* Work required: Convert each line of the entries below into a JSON list of strings, one string per line, skipping blank lines and leaving out the pictures.

**** Extracted entries ****

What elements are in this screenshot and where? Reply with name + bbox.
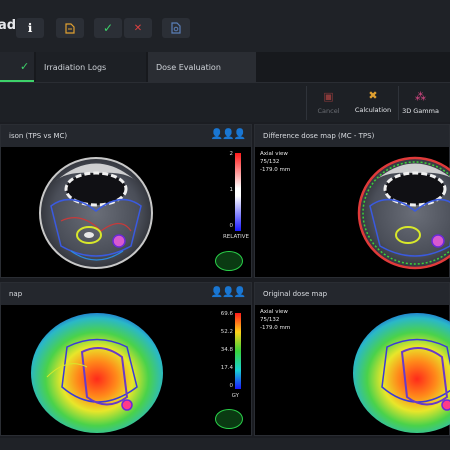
close-icon: ✕ — [133, 22, 143, 34]
scale-tick: 0 — [229, 383, 234, 389]
person-icons[interactable]: 👤👤👤 — [211, 129, 246, 140]
calculation-label: Calculation — [354, 106, 392, 114]
gamma-icon: ⁂ — [415, 90, 426, 103]
dose-map-image[interactable] — [27, 307, 167, 435]
scale-label: GY — [231, 393, 239, 399]
panel-original-dose-map: Original dose map Axial view 75/132 -179… — [254, 282, 450, 436]
difference-dose-image[interactable] — [355, 151, 450, 271]
gamma-label: 3D Gamma — [402, 107, 439, 115]
panel-difference-dose-map: Difference dose map (MC - TPS) Axial vie… — [254, 124, 450, 278]
check-icon: ✓ — [20, 59, 30, 73]
calculation-button[interactable]: ✖ Calculation — [351, 89, 395, 114]
original-dose-image[interactable] — [351, 307, 450, 435]
tab-dose-evaluation[interactable]: Dose Evaluation — [148, 52, 256, 82]
scale-tick: 52.2 — [220, 329, 233, 335]
cancel-icon: ▣ — [323, 90, 334, 103]
tab-label: Dose Evaluation — [156, 62, 221, 72]
document-icon — [65, 22, 75, 34]
slice-position: -179.0 mm — [260, 167, 291, 173]
scale-min: 0 — [229, 223, 234, 229]
ct-difference-image[interactable] — [31, 151, 161, 271]
panel-title: Original dose map — [255, 283, 449, 305]
slice-info: Axial view 75/132 -179.0 mm — [260, 308, 290, 332]
top-bar: ad ℹ ✓ ✕ — [0, 0, 450, 52]
panel-title-text: Difference dose map (MC - TPS) — [263, 132, 375, 140]
panel-dose-map: nap 👤👤👤 69.6 52.2 34.8 17.4 0 GY — [0, 282, 252, 436]
scale-tick: 34.8 — [220, 347, 233, 353]
panel-title-text: Original dose map — [263, 290, 328, 298]
panel-title: Difference dose map (MC - TPS) — [255, 125, 449, 147]
confirm-button[interactable]: ✓ — [94, 18, 122, 38]
view-label: Axial view — [260, 151, 288, 157]
slice-number: 75/132 — [260, 317, 280, 323]
scale-tick: 17.4 — [220, 365, 233, 371]
window-title: ad — [0, 18, 17, 33]
gy-color-scale — [235, 313, 241, 389]
scale-label: RELATIVE — [222, 234, 249, 240]
panel-title-text: ison (TPS vs MC) — [9, 132, 68, 140]
orientation-widget[interactable] — [215, 409, 243, 429]
reject-button[interactable]: ✕ — [124, 18, 152, 38]
panel-title: nap 👤👤👤 — [1, 283, 251, 305]
scale-mid: 1 — [229, 187, 234, 193]
cancel-label: Cancel — [317, 107, 340, 115]
slice-position: -179.0 mm — [260, 325, 291, 331]
cancel-button[interactable]: ▣ Cancel — [306, 86, 350, 120]
scale-tick: 69.6 — [220, 311, 233, 317]
tab-irradiation-logs[interactable]: Irradiation Logs — [36, 52, 146, 82]
panel-title-text: nap — [9, 290, 23, 298]
relative-color-scale — [235, 153, 241, 231]
toolbar: ▣ Cancel ✖ Calculation ⁂ 3D Gamma — [0, 82, 450, 122]
status-bar — [0, 438, 450, 450]
orientation-widget[interactable] — [215, 251, 243, 271]
panel-comparison: ison (TPS vs MC) 👤👤👤 2 1 0 RELATIVE — [0, 124, 252, 278]
view-label: Axial view — [260, 309, 288, 315]
person-icons[interactable]: 👤👤👤 — [211, 287, 246, 298]
slice-info: Axial view 75/132 -179.0 mm — [260, 150, 290, 174]
file-search-button[interactable] — [162, 18, 190, 38]
info-button[interactable]: ℹ — [16, 18, 44, 38]
tab-previous[interactable]: ✓ — [0, 52, 34, 82]
tab-bar: ✓ Irradiation Logs Dose Evaluation — [0, 52, 450, 82]
info-icon: ℹ — [27, 21, 33, 35]
calculation-icon: ✖ — [368, 89, 378, 102]
tab-label: Irradiation Logs — [44, 62, 107, 72]
check-icon: ✓ — [102, 21, 114, 35]
panel-title: ison (TPS vs MC) 👤👤👤 — [1, 125, 251, 147]
slice-number: 75/132 — [260, 159, 280, 165]
scale-max: 2 — [229, 151, 234, 157]
file-search-icon — [171, 22, 181, 34]
document-button[interactable] — [56, 18, 84, 38]
gamma-button[interactable]: ⁂ 3D Gamma — [398, 86, 442, 120]
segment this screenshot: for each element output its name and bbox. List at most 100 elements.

****

* Answer for the task:
[
  "What elements are in this screenshot and where? Reply with name + bbox.",
  "close-icon: ✕ — [133, 22, 143, 34]",
  "scale-tick: 0 — [229, 383, 234, 389]",
  "person-icons[interactable]: 👤👤👤 — [211, 129, 246, 140]",
  "calculation-label: Calculation — [354, 106, 392, 114]",
  "gamma-icon: ⁂ — [415, 90, 426, 103]",
  "dose-map-image[interactable] — [27, 307, 167, 435]",
  "scale-label: GY — [231, 393, 239, 399]",
  "panel-original-dose-map: Original dose map Axial view 75/132 -179… — [254, 282, 450, 436]",
  "difference-dose-image[interactable] — [355, 151, 450, 271]",
  "gamma-label: 3D Gamma — [402, 107, 439, 115]",
  "panel-difference-dose-map: Difference dose map (MC - TPS) Axial vie… — [254, 124, 450, 278]",
  "check-icon: ✓ — [20, 59, 30, 73]",
  "calculation-button[interactable]: ✖ Calculation — [351, 89, 395, 114]",
  "original-dose-image[interactable] — [351, 307, 450, 435]",
  "tab-dose-evaluation[interactable]: Dose Evaluation — [148, 52, 256, 82]",
  "scale-tick: 52.2 — [220, 329, 233, 335]",
  "cancel-icon: ▣ — [323, 90, 334, 103]",
  "tab-label: Dose Evaluation — [156, 62, 221, 72]",
  "document-icon — [65, 22, 75, 34]",
  "slice-position: -179.0 mm — [260, 167, 291, 173]",
  "scale-min: 0 — [229, 223, 234, 229]",
  "ct-difference-image[interactable] — [31, 151, 161, 271]",
  "panel-title: Original dose map — [255, 283, 449, 305]",
  "slice-info: Axial view 75/132 -179.0 mm — [260, 308, 290, 332]",
  "top-bar: ad ℹ ✓ ✕ — [0, 0, 450, 52]",
  "panel-title-text: Difference dose map (MC - TPS) — [263, 132, 375, 140]",
  "panel-dose-map: nap 👤👤👤 69.6 52.2 34.8 17.4 0 GY — [0, 282, 252, 436]",
  "scale-tick: 34.8 — [220, 347, 233, 353]",
  "panel-title-text: Original dose map — [263, 290, 328, 298]",
  "panel-title: Difference dose map (MC - TPS) — [255, 125, 449, 147]",
  "confirm-button[interactable]: ✓ — [94, 18, 122, 38]",
  "view-label: Axial view — [260, 151, 288, 157]",
  "slice-number: 75/132 — [260, 317, 280, 323]",
  "scale-tick: 17.4 — [220, 365, 233, 371]",
  "window-title: ad — [0, 18, 17, 33]",
  "gy-color-scale — [235, 313, 241, 389]",
  "scale-label: RELATIVE — [222, 234, 249, 240]",
  "panel-title-text: ison (TPS vs MC) — [9, 132, 68, 140]",
  "orientation-widget[interactable] — [215, 409, 243, 429]",
  "reject-button[interactable]: ✕ — [124, 18, 152, 38]",
  "panel-title: nap 👤👤👤 — [1, 283, 251, 305]",
  "scale-mid: 1 — [229, 187, 234, 193]",
  "cancel-label: Cancel — [317, 107, 340, 115]",
  "slice-position: -179.0 mm — [260, 325, 291, 331]",
  "cancel-button[interactable]: ▣ Cancel — [306, 86, 350, 120]",
  "scale-tick: 69.6 — [220, 311, 233, 317]",
  "tab-irradiation-logs[interactable]: Irradiation Logs — [36, 52, 146, 82]",
  "panel-title-text: nap — [9, 290, 23, 298]",
  "relative-color-scale — [235, 153, 241, 231]",
  "toolbar: ▣ Cancel ✖ Calculation ⁂ 3D Gamma — [0, 82, 450, 122]",
  "status-bar — [0, 438, 450, 450]",
  "orientation-widget[interactable] — [215, 251, 243, 271]",
  "panel-comparison: ison (TPS vs MC) 👤👤👤 2 1 0 RELATIVE — [0, 124, 252, 278]",
  "view-label: Axial view — [260, 309, 288, 315]",
  "person-icons[interactable]: 👤👤👤 — [211, 287, 246, 298]",
  "slice-info: Axial view 75/132 -179.0 mm — [260, 150, 290, 174]",
  "file-search-button[interactable] — [162, 18, 190, 38]",
  "info-button[interactable]: ℹ — [16, 18, 44, 38]",
  "tab-previous[interactable]: ✓ — [0, 52, 34, 82]",
  "tab-bar: ✓ Irradiation Logs Dose Evaluation — [0, 52, 450, 82]",
  "info-icon: ℹ — [27, 21, 33, 35]",
  "calculation-icon: ✖ — [368, 89, 378, 102]",
  "tab-label: Irradiation Logs — [44, 62, 107, 72]",
  "check-icon: ✓ — [102, 21, 114, 35]",
  "panel-title: ison (TPS vs MC) 👤👤👤 — [1, 125, 251, 147]",
  "slice-number: 75/132 — [260, 159, 280, 165]",
  "scale-max: 2 — [229, 151, 234, 157]",
  "file-search-icon — [171, 22, 181, 34]",
  "document-button[interactable] — [56, 18, 84, 38]",
  "gamma-button[interactable]: ⁂ 3D Gamma — [398, 86, 442, 120]",
  "segment this screenshot: for each element output its name and bbox. List at most 100 elements."
]